[Problem]: What you return should match every record exactly, with the images removed.

#### Source material ####

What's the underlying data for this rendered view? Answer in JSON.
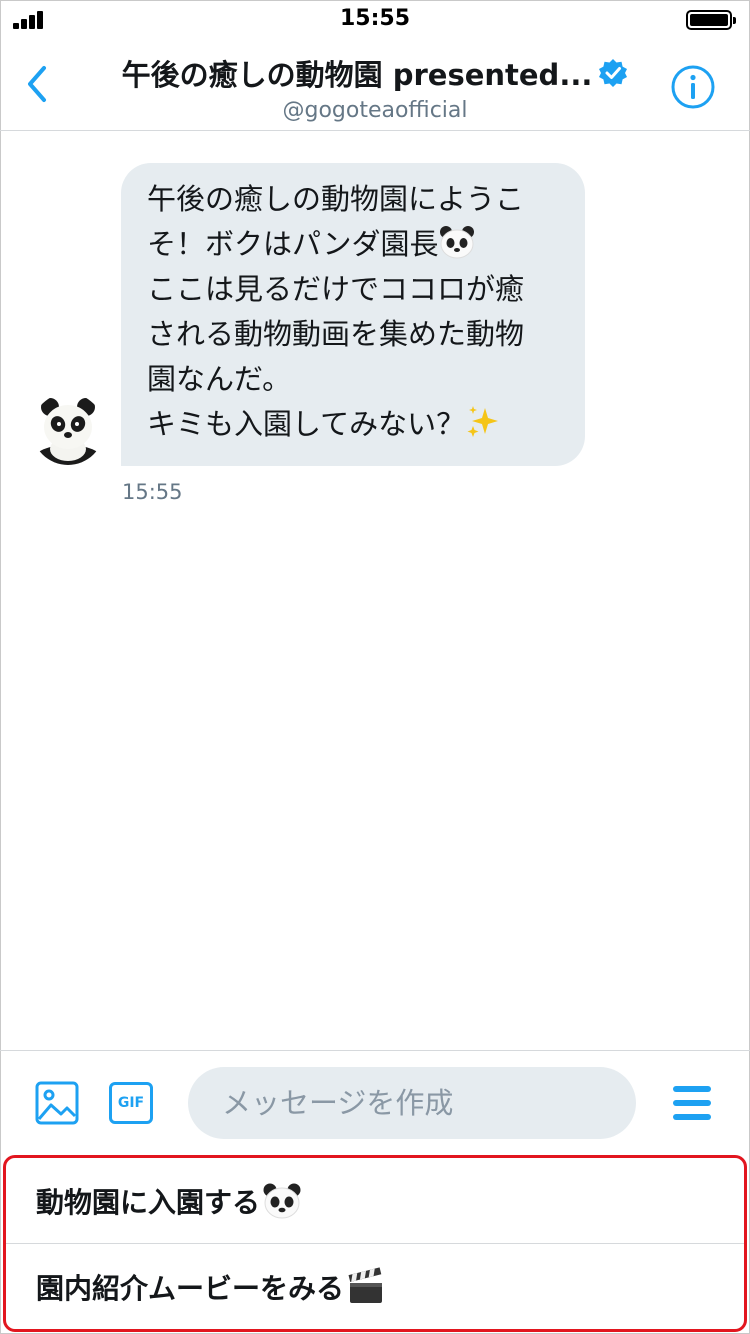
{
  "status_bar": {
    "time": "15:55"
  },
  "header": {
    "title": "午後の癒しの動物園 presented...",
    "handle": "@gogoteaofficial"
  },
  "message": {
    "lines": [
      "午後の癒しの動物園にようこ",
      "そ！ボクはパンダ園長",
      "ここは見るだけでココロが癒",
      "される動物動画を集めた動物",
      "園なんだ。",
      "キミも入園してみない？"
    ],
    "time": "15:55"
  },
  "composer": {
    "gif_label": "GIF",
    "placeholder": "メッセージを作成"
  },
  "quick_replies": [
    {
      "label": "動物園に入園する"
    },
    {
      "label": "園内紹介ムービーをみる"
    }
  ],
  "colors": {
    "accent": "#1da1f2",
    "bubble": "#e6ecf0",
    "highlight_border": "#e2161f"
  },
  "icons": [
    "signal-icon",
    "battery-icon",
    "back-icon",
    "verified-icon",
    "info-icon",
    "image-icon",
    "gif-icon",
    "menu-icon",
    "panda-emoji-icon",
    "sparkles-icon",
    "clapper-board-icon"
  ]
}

####

[Final result]:
What's the underlying data for this rendered view? Answer in JSON.
{
  "status_bar": {
    "time": "15:55"
  },
  "header": {
    "title": "午後の癒しの動物園 presented...",
    "handle": "@gogoteaofficial"
  },
  "message": {
    "lines": [
      "午後の癒しの動物園にようこ",
      "そ！ボクはパンダ園長",
      "ここは見るだけでココロが癒",
      "される動物動画を集めた動物",
      "園なんだ。",
      "キミも入園してみない？"
    ],
    "time": "15:55"
  },
  "composer": {
    "gif_label": "GIF",
    "placeholder": "メッセージを作成"
  },
  "quick_replies": [
    {
      "label": "動物園に入園する"
    },
    {
      "label": "園内紹介ムービーをみる"
    }
  ],
  "colors": {
    "accent": "#1da1f2",
    "bubble": "#e6ecf0",
    "highlight_border": "#e2161f"
  },
  "icons": [
    "signal-icon",
    "battery-icon",
    "back-icon",
    "verified-icon",
    "info-icon",
    "image-icon",
    "gif-icon",
    "menu-icon",
    "panda-emoji-icon",
    "sparkles-icon",
    "clapper-board-icon"
  ]
}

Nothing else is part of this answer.